### What is needed
Repeat each entry word for word. Leave any images out of the copy.

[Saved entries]
>> START
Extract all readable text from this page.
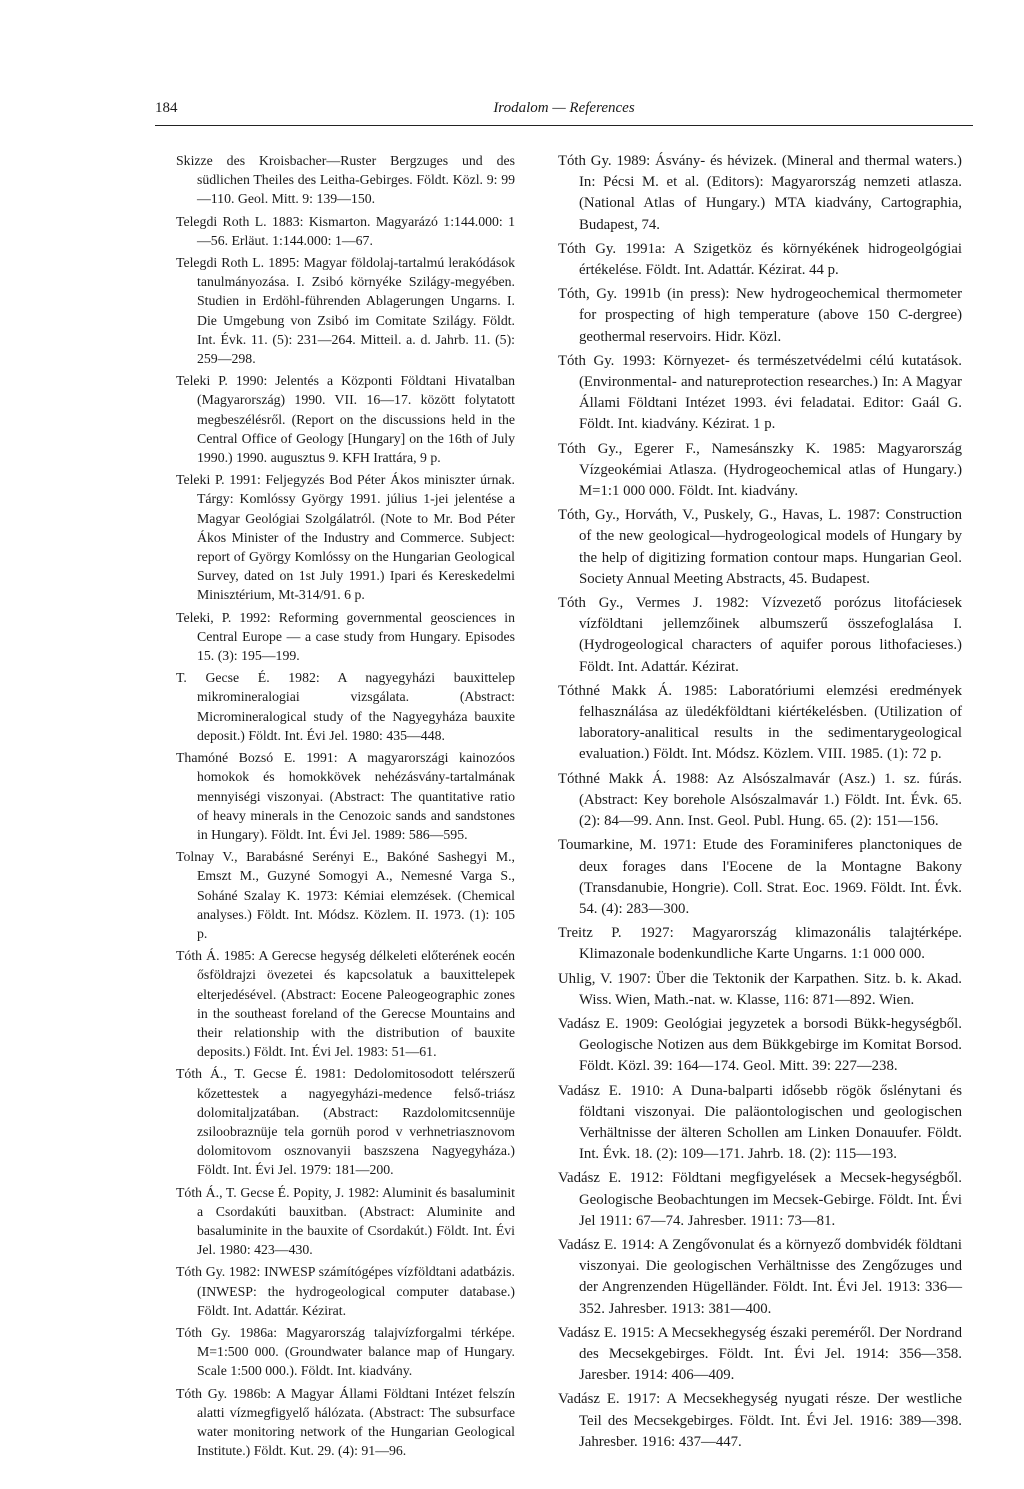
184	Irodalom — References

Skizze des Kroisbacher—Ruster Bergzuges und des südlichen Theiles des Leitha-Gebirges. Földt. Közl. 9: 99—110. Geol. Mitt. 9: 139—150.

Telegdi Roth L. 1883: Kismarton. Magyarázó 1:144.000: 1—56. Erläut. 1:144.000: 1—67.

Telegdi Roth L. 1895: Magyar földolaj-tartalmú lerakódások tanulmányozása. I. Zsibó környéke Szilágy-megyében. Studien in Erdöhl-führenden Ablagerungen Ungarns. I. Die Umgebung von Zsibó im Comitate Szilágy. Földt. Int. Évk. 11. (5): 231—264. Mitteil. a. d. Jahrb. 11. (5): 259—298.

Teleki P. 1990: Jelentés a Központi Földtani Hivatalban (Magyarország) 1990. VII. 16—17. között folytatott megbeszélésről. (Report on the discussions held in the Central Office of Geology [Hungary] on the 16th of July 1990.) 1990. augusztus 9. KFH Irattára, 9 p.

Teleki P. 1991: Feljegyzés Bod Péter Ákos miniszter úrnak. Tárgy: Komlóssy György 1991. július 1-jei jelentése a Magyar Geológiai Szolgálatról. (Note to Mr. Bod Péter Ákos Minister of the Industry and Commerce. Subject: report of György Komlóssy on the Hungarian Geological Survey, dated on 1st July 1991.) Ipari és Kereskedelmi Minisztérium, Mt-314/91. 6 p.

Teleki, P. 1992: Reforming governmental geosciences in Central Europe — a case study from Hungary. Episodes 15. (3): 195—199.

T. Gecse É. 1982: A nagyegyházi bauxittelep mikromineralogiai vizsgálata. (Abstract: Micromineralogical study of the Nagyegyháza bauxite deposit.) Földt. Int. Évi Jel. 1980: 435—448.

Thamóné Bozsó E. 1991: A magyarországi kainozóos homokok és homokkövek nehézásvány-tartalmának mennyiségi viszonyai. (Abstract: The quantitative ratio of heavy minerals in the Cenozoic sands and sandstones in Hungary). Földt. Int. Évi Jel. 1989: 586—595.

Tolnay V., Barabásné Serényi E., Bakóné Sashegyi M., Emszt M., Guzyné Somogyi A., Nemesné Varga S., Soháné Szalay K. 1973: Kémiai elemzések. (Chemical analyses.) Földt. Int. Módsz. Közlem. II. 1973. (1): 105 p.

Tóth Á. 1985: A Gerecse hegység délkeleti előterének eocén ősföldrajzi övezetei és kapcsolatuk a bauxittelepek elterjedésével. (Abstract: Eocene Paleogeographic zones in the southeast foreland of the Gerecse Mountains and their relationship with the distribution of bauxite deposits.) Földt. Int. Évi Jel. 1983: 51—61.

Tóth Á., T. Gecse É. 1981: Dedolomitosodott telérszerű kőzettestek a nagyegyházi-medence felső-triász dolomitaljzatában. (Abstract: Razdolomitcsennüje zsiloobraznüje tela gornüh porod v verhnetriasznovom dolomitovom osznovanyii baszszena Nagyegyháza.) Földt. Int. Évi Jel. 1979: 181—200.

Tóth Á., T. Gecse É. Popity, J. 1982: Aluminit és basaluminit a Csordakúti bauxitban. (Abstract: Aluminite and basaluminite in the bauxite of Csordakút.) Földt. Int. Évi Jel. 1980: 423—430.

Tóth Gy. 1982: INWESP számítógépes vízföldtani adatbázis. (INWESP: the hydrogeological computer database.) Földt. Int. Adattár. Kézirat.

Tóth Gy. 1986a: Magyarország talajvízforgalmi térképe. M=1:500 000. (Groundwater balance map of Hungary. Scale 1:500 000.). Földt. Int. kiadvány.

Tóth Gy. 1986b: A Magyar Állami Földtani Intézet felszín alatti vízmegfigyelő hálózata. (Abstract: The subsurface water monitoring network of the Hungarian Geological Institute.) Földt. Kut. 29. (4): 91—96.

Tóth Gy. 1989: Ásvány- és hévizek. (Mineral and thermal waters.) In: Pécsi M. et al. (Editors): Magyarország nemzeti atlasza. (National Atlas of Hungary.) MTA kiadvány, Cartographia, Budapest, 74.

Tóth Gy. 1991a: A Szigetköz és környékének hidrogeolgógiai értékelése. Földt. Int. Adattár. Kézirat. 44 p.

Tóth, Gy. 1991b (in press): New hydrogeochemical thermometer for prospecting of high temperature (above 150 C-dergree) geothermal reservoirs. Hidr. Közl.

Tóth Gy. 1993: Környezet- és természetvédelmi célú kutatások. (Environmental- and natureprotection researches.) In: A Magyar Állami Földtani Intézet 1993. évi feladatai. Editor: Gaál G. Földt. Int. kiadvány. Kézirat. 1 p.

Tóth Gy., Egerer F., Namesánszky K. 1985: Magyarország Vízgeokémiai Atlasza. (Hydrogeochemical atlas of Hungary.) M=1:1 000 000. Földt. Int. kiadvány.

Tóth, Gy., Horváth, V., Puskely, G., Havas, L. 1987: Construction of the new geological—hydrogeological models of Hungary by the help of digitizing formation contour maps. Hungarian Geol. Society Annual Meeting Abstracts, 45. Budapest.

Tóth Gy., Vermes J. 1982: Vízvezető porózus litofáciesek vízföldtani jellemzőinek albumszerű összefoglalása I. (Hydrogeological characters of aquifer porous lithofacieses.) Földt. Int. Adattár. Kézirat.

Tóthné Makk Á. 1985: Laboratóriumi elemzési eredmények felhasználása az üledékföldtani kiértékelésben. (Utilization of laboratory-analitical results in the sedimentarygeological evaluation.) Földt. Int. Módsz. Közlem. VIII. 1985. (1): 72 p.

Tóthné Makk Á. 1988: Az Alsószalmavár (Asz.) 1. sz. fúrás. (Abstract: Key borehole Alsószalmavár 1.) Földt. Int. Évk. 65. (2): 84—99. Ann. Inst. Geol. Publ. Hung. 65. (2): 151—156.

Toumarkine, M. 1971: Etude des Foraminiferes planctoniques de deux forages dans l'Eocene de la Montagne Bakony (Transdanubie, Hongrie). Coll. Strat. Eoc. 1969. Földt. Int. Évk. 54. (4): 283—300.

Treitz P. 1927: Magyarország klimazonális talajtérképe. Klimazonale bodenkundliche Karte Ungarns. 1:1 000 000.

Uhlig, V. 1907: Über die Tektonik der Karpathen. Sitz. b. k. Akad. Wiss. Wien, Math.-nat. w. Klasse, 116: 871—892. Wien.

Vadász E. 1909: Geológiai jegyzetek a borsodi Bükk-hegységből. Geologische Notizen aus dem Bükkgebirge im Komitat Borsod. Földt. Közl. 39: 164—174. Geol. Mitt. 39: 227—238.

Vadász E. 1910: A Duna-balparti idősebb rögök őslénytani és földtani viszonyai. Die paläontologischen und geologischen Verhältnisse der älteren Schollen am Linken Donauufer. Földt. Int. Évk. 18. (2): 109—171. Jahrb. 18. (2): 115—193.

Vadász E. 1912: Földtani megfigyelések a Mecsek-hegységből. Geologische Beobachtungen im Mecsek-Gebirge. Földt. Int. Évi Jel 1911: 67—74. Jahresber. 1911: 73—81.

Vadász E. 1914: A Zengővonulat és a környező dombvidék földtani viszonyai. Die geologischen Verhältnisse des Zengőzuges und der Angrenzenden Hügelländer. Földt. Int. Évi Jel. 1913: 336—352. Jahresber. 1913: 381—400.

Vadász E. 1915: A Mecsekhegység északi pereméről. Der Nordrand des Mecsekgebirges. Földt. Int. Évi Jel. 1914: 356—358. Jaresber. 1914: 406—409.

Vadász E. 1917: A Mecsekhegység nyugati része. Der westliche Teil des Mecsekgebirges. Földt. Int. Évi Jel. 1916: 389—398. Jahresber. 1916: 437—447.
>> END
### Response
Extract all readable text from this page.
184	Irodalom — References

Skizze des Kroisbacher—Ruster Bergzuges und des südlichen Theiles des Leitha-Gebirges. Földt. Közl. 9: 99—110. Geol. Mitt. 9: 139—150.

Telegdi Roth L. 1883: Kismarton. Magyarázó 1:144.000: 1—56. Erläut. 1:144.000: 1—67.

Telegdi Roth L. 1895: Magyar földolaj-tartalmú lerakódások tanulmányozása. I. Zsibó környéke Szilágy-megyében. Studien in Erdöhl-führenden Ablagerungen Ungarns. I. Die Umgebung von Zsibó im Comitate Szilágy. Földt. Int. Évk. 11. (5): 231—264. Mitteil. a. d. Jahrb. 11. (5): 259—298.

Teleki P. 1990: Jelentés a Központi Földtani Hivatalban (Magyarország) 1990. VII. 16—17. között folytatott megbeszélésről. (Report on the discussions held in the Central Office of Geology [Hungary] on the 16th of July 1990.) 1990. augusztus 9. KFH Irattára, 9 p.

Teleki P. 1991: Feljegyzés Bod Péter Ákos miniszter úrnak. Tárgy: Komlóssy György 1991. július 1-jei jelentése a Magyar Geológiai Szolgálatról. (Note to Mr. Bod Péter Ákos Minister of the Industry and Commerce. Subject: report of György Komlóssy on the Hungarian Geological Survey, dated on 1st July 1991.) Ipari és Kereskedelmi Minisztérium, Mt-314/91. 6 p.

Teleki, P. 1992: Reforming governmental geosciences in Central Europe — a case study from Hungary. Episodes 15. (3): 195—199.

T. Gecse É. 1982: A nagyegyházi bauxittelep mikromineralogiai vizsgálata. (Abstract: Micromineralogical study of the Nagyegyháza bauxite deposit.) Földt. Int. Évi Jel. 1980: 435—448.

Thamóné Bozsó E. 1991: A magyarországi kainozóos homokok és homokkövek nehézásvány-tartalmának mennyiségi viszonyai. (Abstract: The quantitative ratio of heavy minerals in the Cenozoic sands and sandstones in Hungary). Földt. Int. Évi Jel. 1989: 586—595.

Tolnay V., Barabásné Serényi E., Bakóné Sashegyi M., Emszt M., Guzyné Somogyi A., Nemesné Varga S., Soháné Szalay K. 1973: Kémiai elemzések. (Chemical analyses.) Földt. Int. Módsz. Közlem. II. 1973. (1): 105 p.

Tóth Á. 1985: A Gerecse hegység délkeleti előterének eocén ősföldrajzi övezetei és kapcsolatuk a bauxittelepek elterjedésével. (Abstract: Eocene Paleogeographic zones in the southeast foreland of the Gerecse Mountains and their relationship with the distribution of bauxite deposits.) Földt. Int. Évi Jel. 1983: 51—61.

Tóth Á., T. Gecse É. 1981: Dedolomitosodott telérszerű kőzettestek a nagyegyházi-medence felső-triász dolomitaljzatában. (Abstract: Razdolomitcsennüje zsiloobraznüje tela gornüh porod v verhnetriasznovom dolomitovom osznovanyii baszszena Nagyegyháza.) Földt. Int. Évi Jel. 1979: 181—200.

Tóth Á., T. Gecse É. Popity, J. 1982: Aluminit és basaluminit a Csordakúti bauxitban. (Abstract: Aluminite and basaluminite in the bauxite of Csordakút.) Földt. Int. Évi Jel. 1980: 423—430.

Tóth Gy. 1982: INWESP számítógépes vízföldtani adatbázis. (INWESP: the hydrogeological computer database.) Földt. Int. Adattár. Kézirat.

Tóth Gy. 1986a: Magyarország talajvízforgalmi térképe. M=1:500 000. (Groundwater balance map of Hungary. Scale 1:500 000.). Földt. Int. kiadvány.

Tóth Gy. 1986b: A Magyar Állami Földtani Intézet felszín alatti vízmegfigyelő hálózata. (Abstract: The subsurface water monitoring network of the Hungarian Geological Institute.) Földt. Kut. 29. (4): 91—96.

Tóth Gy. 1989: Ásvány- és hévizek. (Mineral and thermal waters.) In: Pécsi M. et al. (Editors): Magyarország nemzeti atlasza. (National Atlas of Hungary.) MTA kiadvány, Cartographia, Budapest, 74.

Tóth Gy. 1991a: A Szigetköz és környékének hidrogeolgógiai értékelése. Földt. Int. Adattár. Kézirat. 44 p.

Tóth, Gy. 1991b (in press): New hydrogeochemical thermometer for prospecting of high temperature (above 150 C-dergree) geothermal reservoirs. Hidr. Közl.

Tóth Gy. 1993: Környezet- és természetvédelmi célú kutatások. (Environmental- and natureprotection researches.) In: A Magyar Állami Földtani Intézet 1993. évi feladatai. Editor: Gaál G. Földt. Int. kiadvány. Kézirat. 1 p.

Tóth Gy., Egerer F., Namesánszky K. 1985: Magyarország Vízgeokémiai Atlasza. (Hydrogeochemical atlas of Hungary.) M=1:1 000 000. Földt. Int. kiadvány.

Tóth, Gy., Horváth, V., Puskely, G., Havas, L. 1987: Construction of the new geological—hydrogeological models of Hungary by the help of digitizing formation contour maps. Hungarian Geol. Society Annual Meeting Abstracts, 45. Budapest.

Tóth Gy., Vermes J. 1982: Vízvezető porózus litofáciesek vízföldtani jellemzőinek albumszerű összefoglalása I. (Hydrogeological characters of aquifer porous lithofacieses.) Földt. Int. Adattár. Kézirat.

Tóthné Makk Á. 1985: Laboratóriumi elemzési eredmények felhasználása az üledékföldtani kiértékelésben. (Utilization of laboratory-analitical results in the sedimentarygeological evaluation.) Földt. Int. Módsz. Közlem. VIII. 1985. (1): 72 p.

Tóthné Makk Á. 1988: Az Alsószalmavár (Asz.) 1. sz. fúrás. (Abstract: Key borehole Alsószalmavár 1.) Földt. Int. Évk. 65. (2): 84—99. Ann. Inst. Geol. Publ. Hung. 65. (2): 151—156.

Toumarkine, M. 1971: Etude des Foraminiferes planctoniques de deux forages dans l'Eocene de la Montagne Bakony (Transdanubie, Hongrie). Coll. Strat. Eoc. 1969. Földt. Int. Évk. 54. (4): 283—300.

Treitz P. 1927: Magyarország klimazonális talajtérképe. Klimazonale bodenkundliche Karte Ungarns. 1:1 000 000.

Uhlig, V. 1907: Über die Tektonik der Karpathen. Sitz. b. k. Akad. Wiss. Wien, Math.-nat. w. Klasse, 116: 871—892. Wien.

Vadász E. 1909: Geológiai jegyzetek a borsodi Bükk-hegységből. Geologische Notizen aus dem Bükkgebirge im Komitat Borsod. Földt. Közl. 39: 164—174. Geol. Mitt. 39: 227—238.

Vadász E. 1910: A Duna-balparti idősebb rögök őslénytani és földtani viszonyai. Die paläontologischen und geologischen Verhältnisse der älteren Schollen am Linken Donauufer. Földt. Int. Évk. 18. (2): 109—171. Jahrb. 18. (2): 115—193.

Vadász E. 1912: Földtani megfigyelések a Mecsek-hegységből. Geologische Beobachtungen im Mecsek-Gebirge. Földt. Int. Évi Jel 1911: 67—74. Jahresber. 1911: 73—81.

Vadász E. 1914: A Zengővonulat és a környező dombvidék földtani viszonyai. Die geologischen Verhältnisse des Zengőzuges und der Angrenzenden Hügelländer. Földt. Int. Évi Jel. 1913: 336—352. Jahresber. 1913: 381—400.

Vadász E. 1915: A Mecsekhegység északi pereméről. Der Nordrand des Mecsekgebirges. Földt. Int. Évi Jel. 1914: 356—358. Jaresber. 1914: 406—409.

Vadász E. 1917: A Mecsekhegység nyugati része. Der westliche Teil des Mecsekgebirges. Földt. Int. Évi Jel. 1916: 389—398. Jahresber. 1916: 437—447.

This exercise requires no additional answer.